_Exercise objective_
Leaving out the pictures, transcribe all of the records faithfully.

-- begin Records to process --

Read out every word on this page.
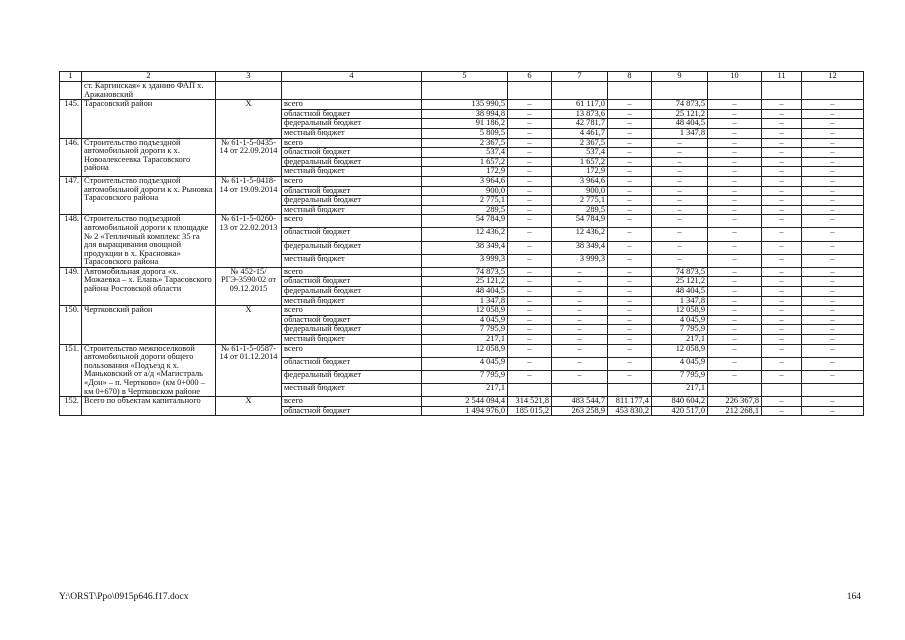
1	2	3	4	5	6	7	8	9	10	11	12
	ст. Каргинская» к зданию ФАП х. Аржановский										
145.	Тарасовский район	Х	всего	135 990,5	–	61 117,0	–	74 873,5	–	–	–
			областной бюджет	38 994,8	–	13 873,6	–	25 121,2	–	–	–
			федеральный бюджет	91 186,2	–	42 781,7	–	48 404,5	–	–	–
			местный бюджет	5 809,5	–	4 461,7	–	1 347,8	–	–	–
146.	Строительство подъездной автомобильной дороги к х. Новоалексеевка Тарасовского района	№ 61-1-5-0435-14 от 22.09.2014	всего	2 367,5	–	2 367,5	–	–	–	–	–
			областной бюджет	537,4	–	537,4	–	–	–	–	–
			федеральный бюджет	1 657,2	–	1 657,2	–	–	–	–	–
			местный бюджет	172,9	–	172,9	–	–	–	–	–
147.	Строительство подъездной автомобильной дороги к х. Рыновка Тарасовского района	№ 61-1-5-0418-14 от 19.09.2014	всего	3 964,6	–	3 964,6	–	–	–	–	–
			областной бюджет	900,0	–	900,0	–	–	–	–	–
			федеральный бюджет	2 775,1	–	2 775,1	–	–	–	–	–
			местный бюджет	289,5	–	289,5	–	–	–	–	–
148.	Строительство подъездной автомобильной дороги к площадке № 2 «Тепличный комплекс 35 га для выращивания овощной продукции в х. Красновка» Тарасовского района	№ 61-1-5-0260-13 от 22.02.2013	всего	54 784,9	–	54 784,9	–	–	–	–	–
			областной бюджет	12 436,2	–	12 436,2	–	–	–	–	–
			федеральный бюджет	38 349,4	–	38 349,4	–	–	–	–	–
			местный бюджет	3 999,3	–	3 999,3	–	–	–	–	–
149.	Автомобильная дорога «х. Можаевка – х. Елань» Тарасовского района Ростовской области	№ 452-15/РГЭ-3590/02 от 09.12.2015	всего	74 873,5	–	–	–	74 873,5	–	–	–
			областной бюджет	25 121,2	–	–	–	25 121,2	–	–	–
			федеральный бюджет	48 404,5	–	–	–	48 404,5	–	–	–
			местный бюджет	1 347,8	–	–	–	1 347,8	–	–	–
150.	Чертковский район	Х	всего	12 058,9	–	–	–	12 058,9	–	–	–
			областной бюджет	4 045,9	–	–	–	4 045,9	–	–	–
			федеральный бюджет	7 795,9	–	–	–	7 795,9	–	–	–
			местный бюджет	217,1	–	–	–	217,1	–	–	–
151.	Строительство межпоселковой автомобильной дороги общего пользования «Подъезд к х. Маньковский от а/д «Магистраль «Дон» – п. Чертково» (км 0+000 – км 0+670) в Чертковском районе	№ 61-1-5-0587-14 от 01.12.2014	всего	12 058,9	–	–	–	12 058,9	–	–	–
			областной бюджет	4 045,9	–	–	–	4 045,9	–	–	–
			федеральный бюджет	7 795,9	–	–	–	7 795,9	–	–	–
			местный бюджет	217,1				217,1			
152.	Всего по объектам капитального	Х	всего	2 544 094,4	314 521,8	483 544,7	811 177,4	840 604,2	226 367,8	–	–
			областной бюджет	1 494 976,0	185 015,2	263 258,9	453 830,2	420 517,0	212 268,1	–	–
Y:\ORST\Ppo\0915p646.f17.docx	164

-- end Records to process --

_Correct result_
Read out every word on this page.
1	2	3	4	5	6	7	8	9	10	11	12
	ст. Каргинская» к зданию ФАП х. Аржановский										
145.	Тарасовский район	Х	всего	135 990,5	–	61 117,0	–	74 873,5	–	–	–
			областной бюджет	38 994,8	–	13 873,6	–	25 121,2	–	–	–
			федеральный бюджет	91 186,2	–	42 781,7	–	48 404,5	–	–	–
			местный бюджет	5 809,5	–	4 461,7	–	1 347,8	–	–	–
146.	Строительство подъездной автомобильной дороги к х. Новоалексеевка Тарасовского района	№ 61-1-5-0435-14 от 22.09.2014	всего	2 367,5	–	2 367,5	–	–	–	–	–
			областной бюджет	537,4	–	537,4	–	–	–	–	–
			федеральный бюджет	1 657,2	–	1 657,2	–	–	–	–	–
			местный бюджет	172,9	–	172,9	–	–	–	–	–
147.	Строительство подъездной автомобильной дороги к х. Рыновка Тарасовского района	№ 61-1-5-0418-14 от 19.09.2014	всего	3 964,6	–	3 964,6	–	–	–	–	–
			областной бюджет	900,0	–	900,0	–	–	–	–	–
			федеральный бюджет	2 775,1	–	2 775,1	–	–	–	–	–
			местный бюджет	289,5	–	289,5	–	–	–	–	–
148.	Строительство подъездной автомобильной дороги к площадке № 2 «Тепличный комплекс 35 га для выращивания овощной продукции в х. Красновка» Тарасовского района	№ 61-1-5-0260-13 от 22.02.2013	всего	54 784,9	–	54 784,9	–	–	–	–	–
			областной бюджет	12 436,2	–	12 436,2	–	–	–	–	–
			федеральный бюджет	38 349,4	–	38 349,4	–	–	–	–	–
			местный бюджет	3 999,3	–	3 999,3	–	–	–	–	–
149.	Автомобильная дорога «х. Можаевка – х. Елань» Тарасовского района Ростовской области	№ 452-15/РГЭ-3590/02 от 09.12.2015	всего	74 873,5	–	–	–	74 873,5	–	–	–
			областной бюджет	25 121,2	–	–	–	25 121,2	–	–	–
			федеральный бюджет	48 404,5	–	–	–	48 404,5	–	–	–
			местный бюджет	1 347,8	–	–	–	1 347,8	–	–	–
150.	Чертковский район	Х	всего	12 058,9	–	–	–	12 058,9	–	–	–
			областной бюджет	4 045,9	–	–	–	4 045,9	–	–	–
			федеральный бюджет	7 795,9	–	–	–	7 795,9	–	–	–
			местный бюджет	217,1	–	–	–	217,1	–	–	–
151.	Строительство межпоселковой автомобильной дороги общего пользования «Подъезд к х. Маньковский от а/д «Магистраль «Дон» – п. Чертково» (км 0+000 – км 0+670) в Чертковском районе	№ 61-1-5-0587-14 от 01.12.2014	всего	12 058,9	–	–	–	12 058,9	–	–	–
			областной бюджет	4 045,9	–	–	–	4 045,9	–	–	–
			федеральный бюджет	7 795,9	–	–	–	7 795,9	–	–	–
			местный бюджет	217,1				217,1			
152.	Всего по объектам капитального	Х	всего	2 544 094,4	314 521,8	483 544,7	811 177,4	840 604,2	226 367,8	–	–
			областной бюджет	1 494 976,0	185 015,2	263 258,9	453 830,2	420 517,0	212 268,1	–	–
Y:\ORST\Ppo\0915p646.f17.docx	164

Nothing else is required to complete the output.